## DO THIS
Could every line of the data be printed exactly as it reads?
# Start of GIVEN ENTRIES
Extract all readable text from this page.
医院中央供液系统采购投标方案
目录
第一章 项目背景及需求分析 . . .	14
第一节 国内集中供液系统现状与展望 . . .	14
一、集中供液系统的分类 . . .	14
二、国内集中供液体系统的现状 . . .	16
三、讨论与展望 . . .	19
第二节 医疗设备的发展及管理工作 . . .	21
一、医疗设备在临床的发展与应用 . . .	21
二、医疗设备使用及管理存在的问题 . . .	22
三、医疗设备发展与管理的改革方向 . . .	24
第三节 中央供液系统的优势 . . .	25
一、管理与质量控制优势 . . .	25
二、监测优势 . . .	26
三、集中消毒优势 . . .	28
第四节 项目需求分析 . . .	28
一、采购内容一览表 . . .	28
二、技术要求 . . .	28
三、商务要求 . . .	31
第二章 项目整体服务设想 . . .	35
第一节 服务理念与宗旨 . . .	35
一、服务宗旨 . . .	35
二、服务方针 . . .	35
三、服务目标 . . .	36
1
# End of GIVEN ENTRIES
## SOLVED PROBLEM
Extract all readable text from this page.
医院中央供液系统采购投标方案
目录
第一章 项目背景及需求分析 . . .	14
第一节 国内集中供液系统现状与展望 . . .	14
一、集中供液系统的分类 . . .	14
二、国内集中供液体系统的现状 . . .	16
三、讨论与展望 . . .	19
第二节 医疗设备的发展及管理工作 . . .	21
一、医疗设备在临床的发展与应用 . . .	21
二、医疗设备使用及管理存在的问题 . . .	22
三、医疗设备发展与管理的改革方向 . . .	24
第三节 中央供液系统的优势 . . .	25
一、管理与质量控制优势 . . .	25
二、监测优势 . . .	26
三、集中消毒优势 . . .	28
第四节 项目需求分析 . . .	28
一、采购内容一览表 . . .	28
二、技术要求 . . .	28
三、商务要求 . . .	31
第二章 项目整体服务设想 . . .	35
第一节 服务理念与宗旨 . . .	35
一、服务宗旨 . . .	35
二、服务方针 . . .	35
三、服务目标 . . .	36
1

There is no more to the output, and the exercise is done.